Last January, I entered the ING New York City marathon with a guaranteed entry. I had always promised myself that I would run the NYC 26.2 on the caveat that I had to qualify...no lottery! I had previously met the qualifying time but for one reason or another let it lapse, so when I met the standard in Arizona last January, I bucked up and entered NYC.
Of course, I had no idea that my training for the marathon would involve 2 x Ironman in the preceding 10 weeks and a mere 2 weeks of *training* for the marathon. In the days leading in to the race I had a pretty good idea that my performance would be somewhat less than optimal. I had no leg speed, no long pace runs and definitely was a little more than exhausted...of course that did not stop me from trying!
There were nearly 45,000 entrants to the race, organized in a very complicated system of bib colors, corrals and wave starts. We left downtown Manhattan at 5:15am to catch our coach (note BAA, I said COACH, not yellow school bus!) out to Staten Island. The first wave start was at 9:40am, so we had over four hours of time to kill in the makeshift village..and it was COLD!! The potties were plentiful, lots of hot coffee and because we arrived so early, we had no issue finding a somewhat warmer spot under a tent to sit and relax. As the crowds kept piling of the buses and piling into the start areas, it really made me appreciate how huge an event the race was. The biggest races I had participated in previously were Boston and the Nike Women's, each in the low 20,000's. NYC is just absolute semi-controlled chaos.
##########
-- JOB A --
Summarize the marathon account in two sentences.

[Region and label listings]
##########
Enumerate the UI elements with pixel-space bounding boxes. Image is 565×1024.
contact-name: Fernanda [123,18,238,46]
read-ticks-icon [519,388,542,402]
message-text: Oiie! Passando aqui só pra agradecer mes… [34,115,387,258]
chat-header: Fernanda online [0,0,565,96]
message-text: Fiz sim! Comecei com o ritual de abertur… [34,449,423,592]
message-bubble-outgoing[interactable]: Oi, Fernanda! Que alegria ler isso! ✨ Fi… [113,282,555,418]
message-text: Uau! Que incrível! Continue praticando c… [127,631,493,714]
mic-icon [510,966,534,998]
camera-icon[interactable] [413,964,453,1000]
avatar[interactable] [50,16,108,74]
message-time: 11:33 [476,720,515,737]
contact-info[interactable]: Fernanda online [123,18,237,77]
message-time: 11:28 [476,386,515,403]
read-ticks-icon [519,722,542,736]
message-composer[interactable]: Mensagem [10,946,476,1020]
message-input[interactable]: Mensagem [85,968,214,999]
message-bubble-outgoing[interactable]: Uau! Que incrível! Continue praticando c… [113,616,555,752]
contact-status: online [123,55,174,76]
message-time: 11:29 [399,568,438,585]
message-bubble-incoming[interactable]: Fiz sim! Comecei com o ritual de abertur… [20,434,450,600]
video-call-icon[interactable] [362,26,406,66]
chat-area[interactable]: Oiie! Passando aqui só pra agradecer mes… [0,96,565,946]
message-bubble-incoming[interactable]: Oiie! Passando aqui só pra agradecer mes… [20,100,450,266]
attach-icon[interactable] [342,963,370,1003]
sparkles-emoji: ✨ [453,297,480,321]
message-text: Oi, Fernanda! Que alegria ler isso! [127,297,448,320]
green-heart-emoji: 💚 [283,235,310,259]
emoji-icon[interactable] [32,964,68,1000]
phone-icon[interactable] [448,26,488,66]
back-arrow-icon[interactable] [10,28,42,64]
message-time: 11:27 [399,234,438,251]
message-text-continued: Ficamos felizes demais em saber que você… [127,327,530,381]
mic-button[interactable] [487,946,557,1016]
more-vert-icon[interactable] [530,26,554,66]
##########
-- JOB B --
Write out the records word for word, from their first line through the line that contains "message-bubble-outgoing[interactable]: Uau! Que".

-- CORRECT RESPONSE A --
The writer entered the ING New York City marathon with a guaranteed entry after meeting the qualifying standard in Arizona, but came to it after two Ironman races in the preceding ten weeks and only two weeks of marathon training. With nearly 45,000 entrants, race day meant a 5:15am coach to Staten Island, over four hours in a cold start village, and a scale far larger than the writer's earlier biggest races, Boston and the Nike Women's.

-- CORRECT RESPONSE B --
Enumerate the UI elements with pixel-space bounding boxes. Image is 565×1024.
contact-name: Fernanda [123,18,238,46]
read-ticks-icon [519,388,542,402]
message-text: Oiie! Passando aqui só pra agradecer mes… [34,115,387,258]
chat-header: Fernanda online [0,0,565,96]
message-text: Fiz sim! Comecei com o ritual de abertur… [34,449,423,592]
message-bubble-outgoing[interactable]: Oi, Fernanda! Que alegria ler isso! ✨ Fi… [113,282,555,418]
message-text: Uau! Que incrível! Continue praticando c… [127,631,493,714]
mic-icon [510,966,534,998]
camera-icon[interactable] [413,964,453,1000]
avatar[interactable] [50,16,108,74]
message-time: 11:33 [476,720,515,737]
contact-info[interactable]: Fernanda online [123,18,237,77]
message-time: 11:28 [476,386,515,403]
read-ticks-icon [519,722,542,736]
message-composer[interactable]: Mensagem [10,946,476,1020]
message-input[interactable]: Mensagem [85,968,214,999]
message-bubble-outgoing[interactable]: Uau! Que incrível! Continue praticando c… [113,616,555,752]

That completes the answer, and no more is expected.